Instructions for the task: For each line below that includes the word "slope", make a copy.

* BEGIN Records shown *

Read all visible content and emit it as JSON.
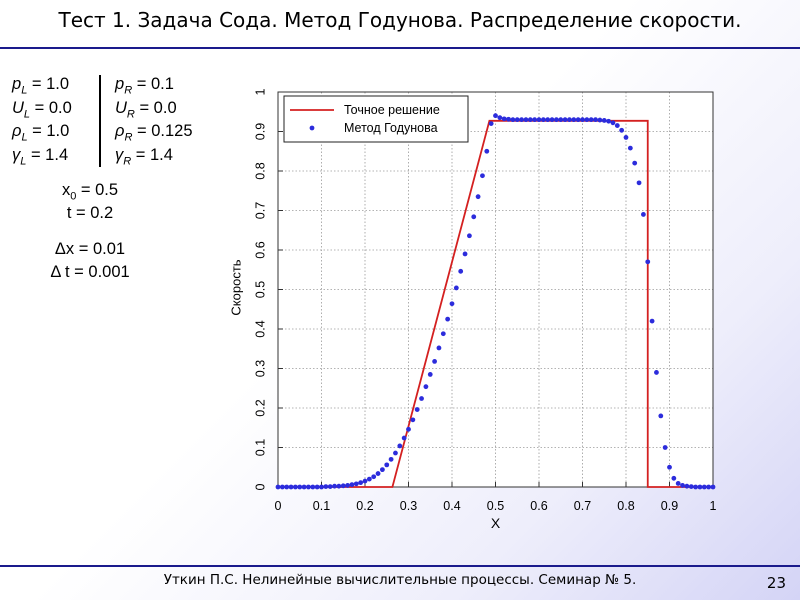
{
  "slide": {
    "title": "Тест 1. Задача Сода. Метод Годунова. Распределение скорости.",
    "footer": "Уткин П.С. Нелинейные  вычислительные  процессы. Семинар № 5.",
    "page_number": "23"
  },
  "params": {
    "left": [
      {
        "sym": "p",
        "sub": "L",
        "val": " = 1.0"
      },
      {
        "sym": "U",
        "sub": "L",
        "val": " = 0.0"
      },
      {
        "sym": "ρ",
        "sub": "L",
        "val": " = 1.0"
      },
      {
        "sym": "γ",
        "sub": "L",
        "val": " = 1.4"
      }
    ],
    "right": [
      {
        "sym": "p",
        "sub": "R",
        "val": " = 0.1"
      },
      {
        "sym": "U",
        "sub": "R",
        "val": " = 0.0"
      },
      {
        "sym": "ρ",
        "sub": "R",
        "val": " = 0.125"
      },
      {
        "sym": "γ",
        "sub": "R",
        "val": " = 1.4"
      }
    ],
    "x0": {
      "sym": "x",
      "sub": "0",
      "val": " = 0.5"
    },
    "t": "t = 0.2",
    "dx": "Δx = 0.01",
    "dt": "Δ t = 0.001"
  },
  "chart_data": {
    "type": "line",
    "xlabel": "X",
    "ylabel": "Скорость",
    "xlim": [
      0,
      1
    ],
    "ylim": [
      0,
      1
    ],
    "xticks": [
      0,
      0.1,
      0.2,
      0.3,
      0.4,
      0.5,
      0.6,
      0.7,
      0.8,
      0.9,
      1
    ],
    "yticks": [
      0,
      0.1,
      0.2,
      0.3,
      0.4,
      0.5,
      0.6,
      0.7,
      0.8,
      0.9,
      1
    ],
    "grid": true,
    "legend_position": "top-left",
    "series": [
      {
        "name": "Точное решение",
        "kind": "line",
        "color": "#d42020",
        "x": [
          0,
          0.263,
          0.486,
          0.85,
          0.85,
          1
        ],
        "y": [
          0,
          0,
          0.927,
          0.927,
          0,
          0
        ]
      },
      {
        "name": "Метод Годунова",
        "kind": "scatter",
        "color": "#2c2cdc",
        "x": [
          0,
          0.01,
          0.02,
          0.03,
          0.04,
          0.05,
          0.06,
          0.07,
          0.08,
          0.09,
          0.1,
          0.11,
          0.12,
          0.13,
          0.14,
          0.15,
          0.16,
          0.17,
          0.18,
          0.19,
          0.2,
          0.21,
          0.22,
          0.23,
          0.24,
          0.25,
          0.26,
          0.27,
          0.28,
          0.29,
          0.3,
          0.31,
          0.32,
          0.33,
          0.34,
          0.35,
          0.36,
          0.37,
          0.38,
          0.39,
          0.4,
          0.41,
          0.42,
          0.43,
          0.44,
          0.45,
          0.46,
          0.47,
          0.48,
          0.49,
          0.5,
          0.51,
          0.52,
          0.53,
          0.54,
          0.55,
          0.56,
          0.57,
          0.58,
          0.59,
          0.6,
          0.61,
          0.62,
          0.63,
          0.64,
          0.65,
          0.66,
          0.67,
          0.68,
          0.69,
          0.7,
          0.71,
          0.72,
          0.73,
          0.74,
          0.75,
          0.76,
          0.77,
          0.78,
          0.79,
          0.8,
          0.81,
          0.82,
          0.83,
          0.84,
          0.85,
          0.86,
          0.87,
          0.88,
          0.89,
          0.9,
          0.91,
          0.92,
          0.93,
          0.94,
          0.95,
          0.96,
          0.97,
          0.98,
          0.99,
          1
        ],
        "y": [
          0,
          0,
          0,
          0,
          0,
          0,
          0,
          0,
          0,
          0,
          0,
          0.001,
          0.001,
          0.002,
          0.002,
          0.003,
          0.004,
          0.006,
          0.008,
          0.011,
          0.015,
          0.02,
          0.026,
          0.034,
          0.044,
          0.056,
          0.07,
          0.086,
          0.104,
          0.124,
          0.146,
          0.17,
          0.196,
          0.224,
          0.254,
          0.285,
          0.318,
          0.352,
          0.388,
          0.425,
          0.464,
          0.504,
          0.546,
          0.59,
          0.636,
          0.684,
          0.735,
          0.788,
          0.85,
          0.92,
          0.94,
          0.935,
          0.932,
          0.931,
          0.93,
          0.93,
          0.93,
          0.93,
          0.93,
          0.93,
          0.93,
          0.93,
          0.93,
          0.93,
          0.93,
          0.93,
          0.93,
          0.93,
          0.93,
          0.93,
          0.93,
          0.93,
          0.93,
          0.93,
          0.929,
          0.928,
          0.926,
          0.922,
          0.915,
          0.903,
          0.885,
          0.858,
          0.82,
          0.77,
          0.69,
          0.57,
          0.42,
          0.29,
          0.18,
          0.1,
          0.05,
          0.022,
          0.009,
          0.004,
          0.002,
          0.001,
          0,
          0,
          0,
          0,
          0
        ]
      }
    ]
  }
}
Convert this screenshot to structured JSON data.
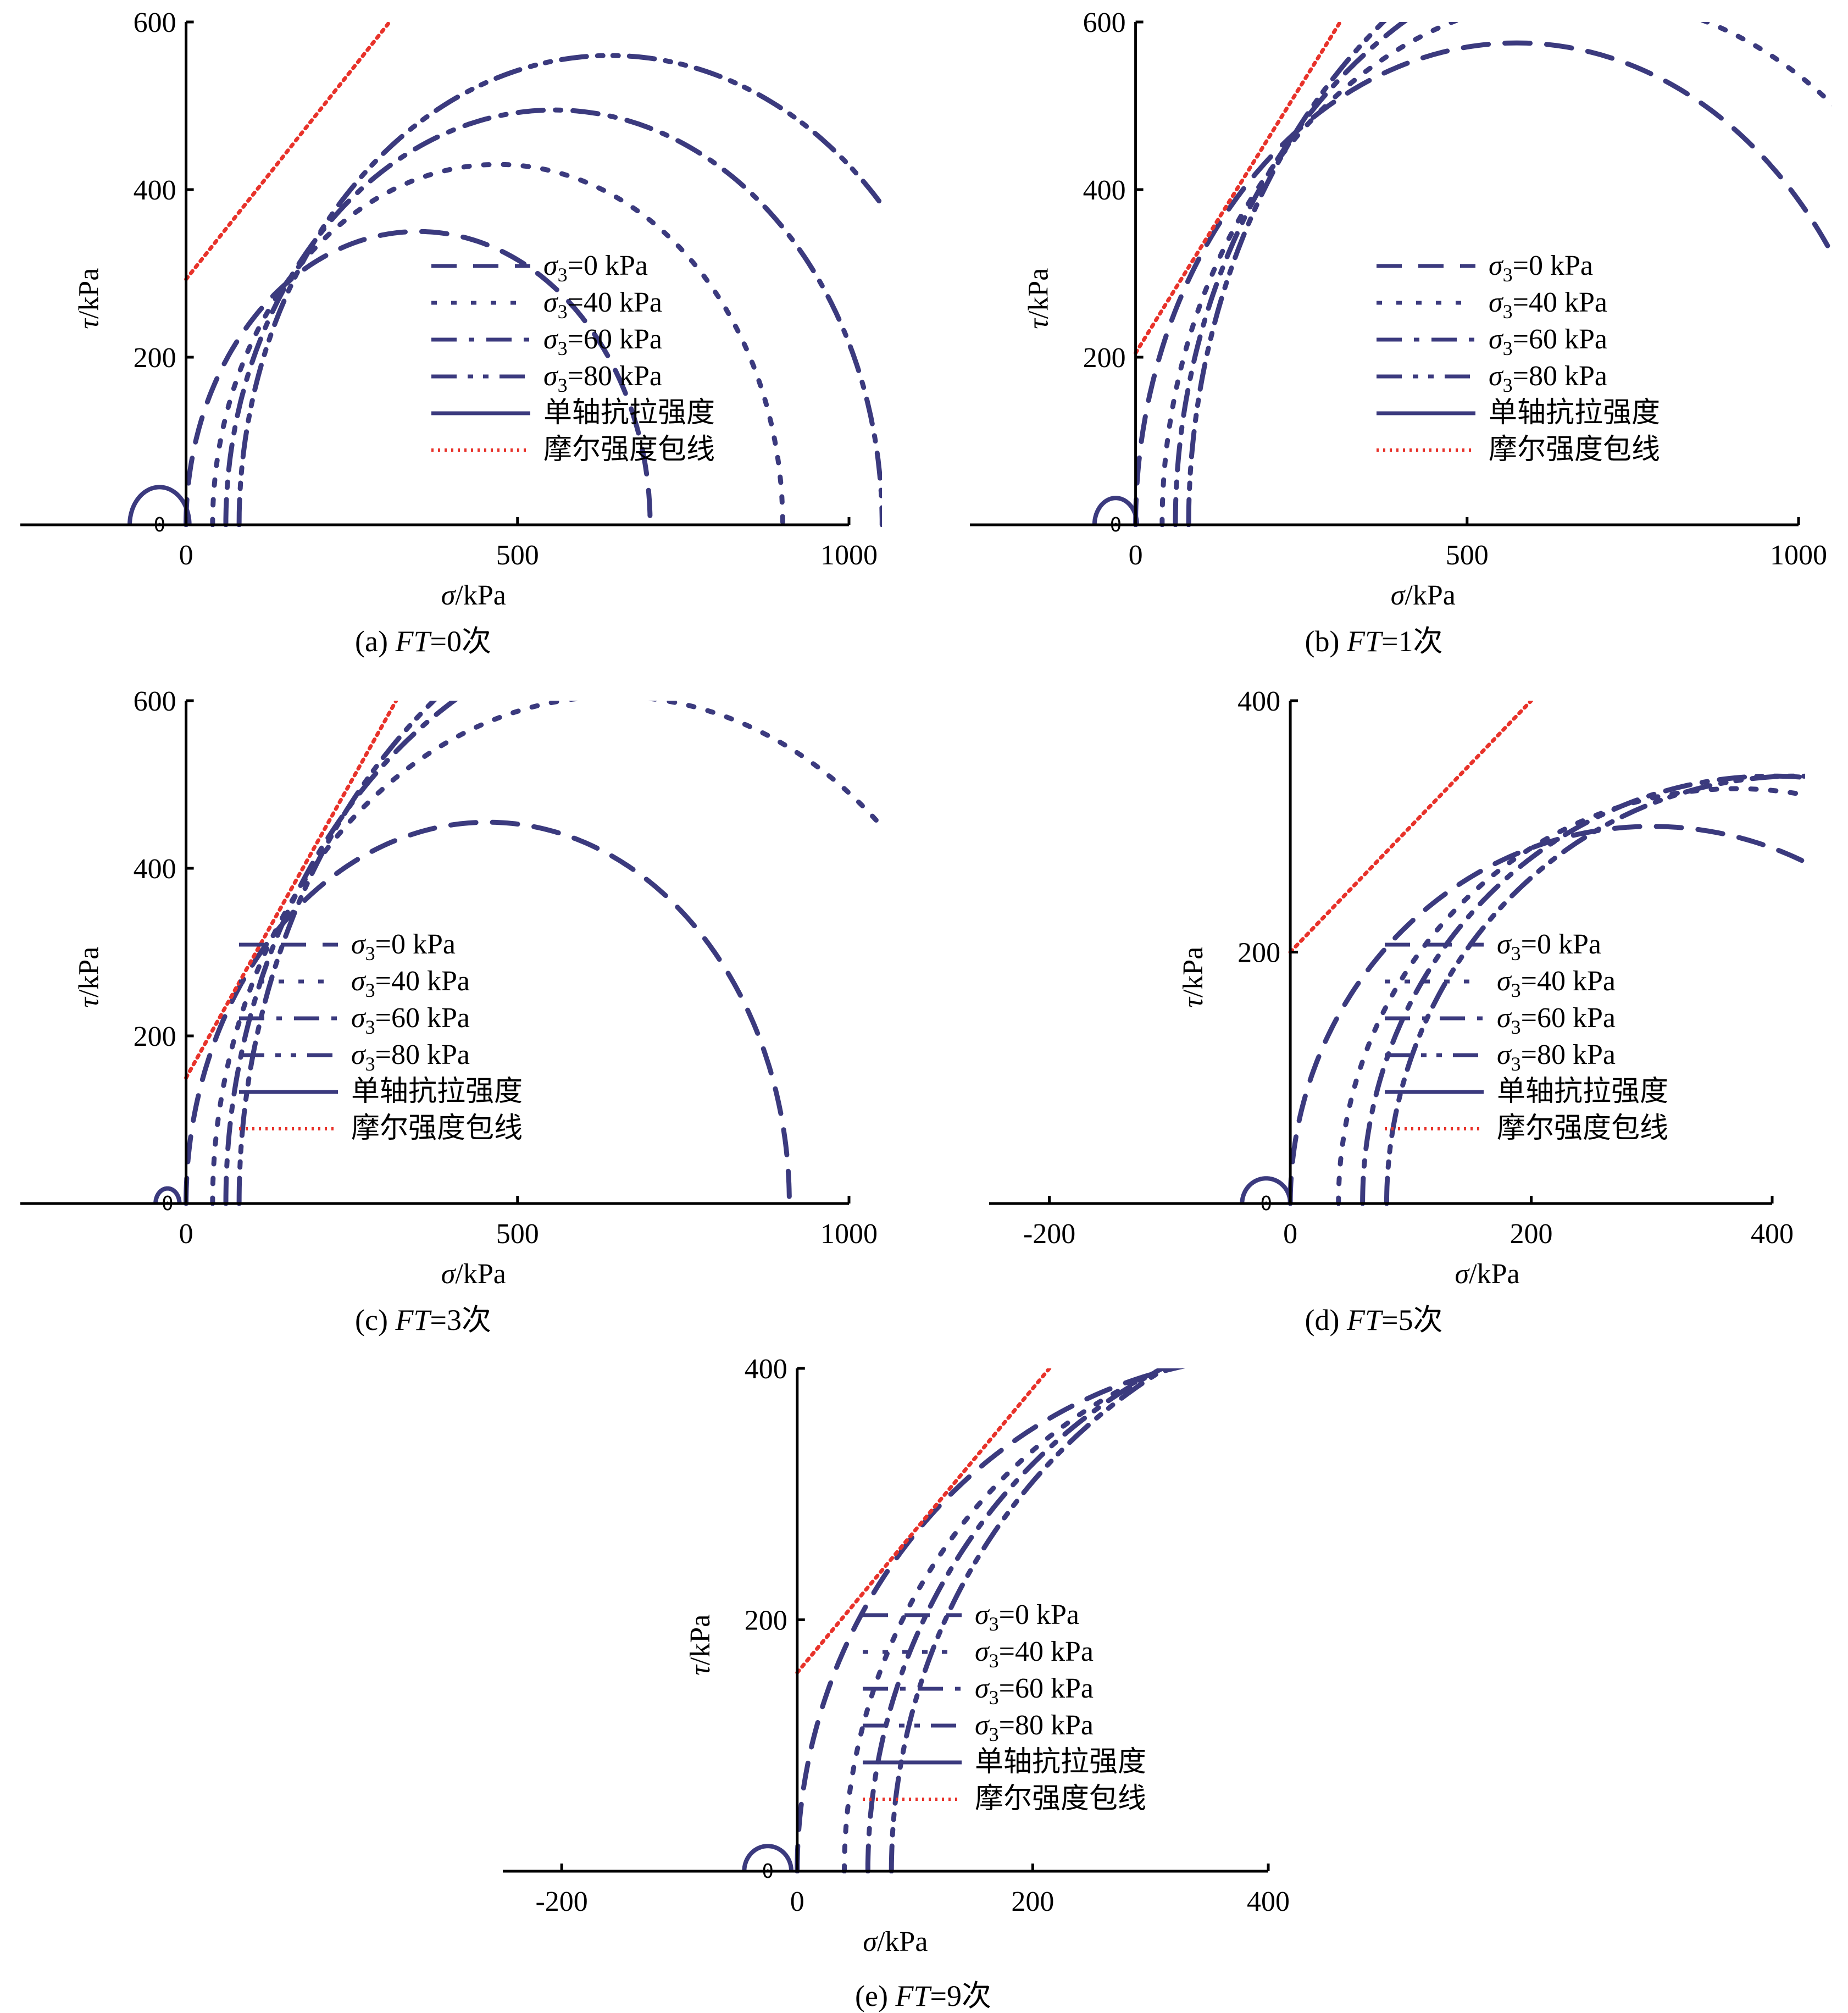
{
  "colors": {
    "curve": "#3b3a7e",
    "envelope": "#e8322a",
    "axis": "#000000"
  },
  "legend_labels": [
    "σ3=0 kPa",
    "σ3=40 kPa",
    "σ3=60 kPa",
    "σ3=80 kPa",
    "单轴抗拉强度",
    "摩尔强度包线"
  ],
  "chart_data": [
    {
      "type": "line",
      "panel": "a",
      "caption": "(a) FT=0次",
      "xlabel": "σ/kPa",
      "ylabel": "τ/kPa",
      "xlim": [
        -250,
        1000
      ],
      "ylim": [
        0,
        600
      ],
      "xticks": [
        0,
        500,
        1000
      ],
      "yticks": [
        200,
        400,
        600
      ],
      "origin_label": "0",
      "tensile_circle": {
        "center": -40,
        "radius": 45
      },
      "series": [
        {
          "name": "σ3=0 kPa",
          "sigma3": 0,
          "sigma1": 700
        },
        {
          "name": "σ3=40 kPa",
          "sigma3": 40,
          "sigma1": 900
        },
        {
          "name": "σ3=60 kPa",
          "sigma3": 60,
          "sigma1": 1050
        },
        {
          "name": "σ3=80 kPa",
          "sigma3": 80,
          "sigma1": 1200
        }
      ],
      "envelope": {
        "cohesion": 293,
        "slope": 1.0
      }
    },
    {
      "type": "line",
      "panel": "b",
      "caption": "(b) FT=1次",
      "xlabel": "σ/kPa",
      "ylabel": "τ/kPa",
      "xlim": [
        -250,
        1000
      ],
      "ylim": [
        0,
        600
      ],
      "xticks": [
        0,
        500,
        1000
      ],
      "yticks": [
        200,
        400,
        600
      ],
      "origin_label": "0",
      "tensile_circle": {
        "center": -30,
        "radius": 32
      },
      "series": [
        {
          "name": "σ3=0 kPa",
          "sigma3": 0,
          "sigma1": 1150
        },
        {
          "name": "σ3=40 kPa",
          "sigma3": 40,
          "sigma1": 1300
        },
        {
          "name": "σ3=60 kPa",
          "sigma3": 60,
          "sigma1": 1450
        },
        {
          "name": "σ3=80 kPa",
          "sigma3": 80,
          "sigma1": 1600
        }
      ],
      "envelope": {
        "cohesion": 205,
        "slope": 1.28
      }
    },
    {
      "type": "line",
      "panel": "c",
      "caption": "(c) FT=3次",
      "xlabel": "σ/kPa",
      "ylabel": "τ/kPa",
      "xlim": [
        -250,
        1000
      ],
      "ylim": [
        0,
        600
      ],
      "xticks": [
        0,
        500,
        1000
      ],
      "yticks": [
        200,
        400,
        600
      ],
      "origin_label": "0",
      "tensile_circle": {
        "center": -28,
        "radius": 18
      },
      "series": [
        {
          "name": "σ3=0 kPa",
          "sigma3": 0,
          "sigma1": 910
        },
        {
          "name": "σ3=40 kPa",
          "sigma3": 40,
          "sigma1": 1250
        },
        {
          "name": "σ3=60 kPa",
          "sigma3": 60,
          "sigma1": 1450
        },
        {
          "name": "σ3=80 kPa",
          "sigma3": 80,
          "sigma1": 1600
        }
      ],
      "envelope": {
        "cohesion": 150,
        "slope": 1.42
      }
    },
    {
      "type": "line",
      "panel": "d",
      "caption": "(d) FT=5次",
      "xlabel": "σ/kPa",
      "ylabel": "τ/kPa",
      "xlim": [
        -250,
        400
      ],
      "ylim": [
        0,
        400
      ],
      "xticks": [
        -200,
        0,
        200,
        400
      ],
      "yticks": [
        200,
        400
      ],
      "origin_label": "0",
      "tensile_circle": {
        "center": -20,
        "radius": 20
      },
      "series": [
        {
          "name": "σ3=0 kPa",
          "sigma3": 0,
          "sigma1": 600
        },
        {
          "name": "σ3=40 kPa",
          "sigma3": 40,
          "sigma1": 700
        },
        {
          "name": "σ3=60 kPa",
          "sigma3": 60,
          "sigma1": 740
        },
        {
          "name": "σ3=80 kPa",
          "sigma3": 80,
          "sigma1": 760
        }
      ],
      "envelope": {
        "cohesion": 200,
        "slope": 1.0
      }
    },
    {
      "type": "line",
      "panel": "e",
      "caption": "(e) FT=9次",
      "xlabel": "σ/kPa",
      "ylabel": "τ/kPa",
      "xlim": [
        -250,
        400
      ],
      "ylim": [
        0,
        400
      ],
      "xticks": [
        -200,
        0,
        200,
        400
      ],
      "yticks": [
        200,
        400
      ],
      "origin_label": "0",
      "tensile_circle": {
        "center": -25,
        "radius": 20
      },
      "series": [
        {
          "name": "σ3=0 kPa",
          "sigma3": 0,
          "sigma1": 820
        },
        {
          "name": "σ3=40 kPa",
          "sigma3": 40,
          "sigma1": 900
        },
        {
          "name": "σ3=60 kPa",
          "sigma3": 60,
          "sigma1": 950
        },
        {
          "name": "σ3=80 kPa",
          "sigma3": 80,
          "sigma1": 1000
        }
      ],
      "envelope": {
        "cohesion": 158,
        "slope": 1.13
      }
    }
  ]
}
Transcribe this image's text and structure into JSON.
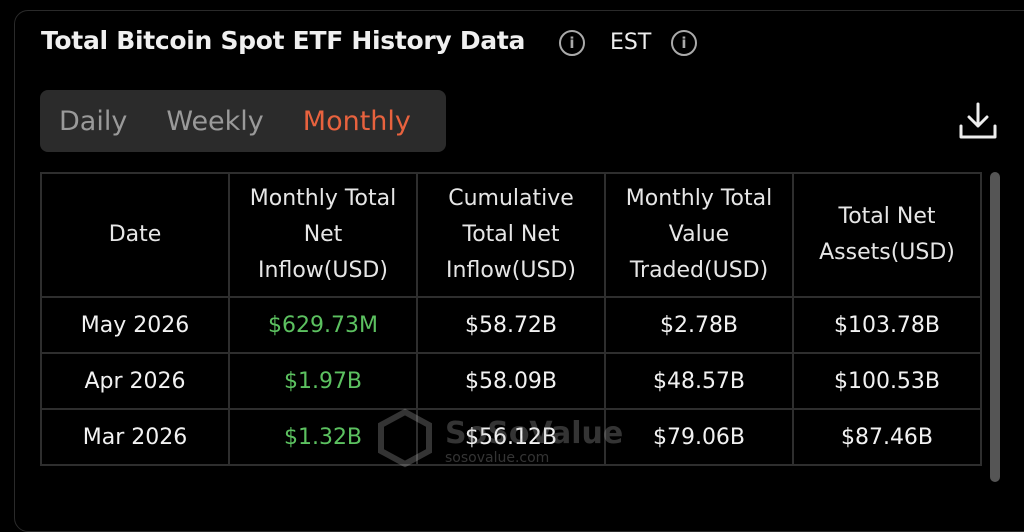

* END Records shown *

Full answer:
        "slope": 1.0
        "slope": 1.28
        "slope": 1.42
        "slope": 1.0
        "slope": 1.13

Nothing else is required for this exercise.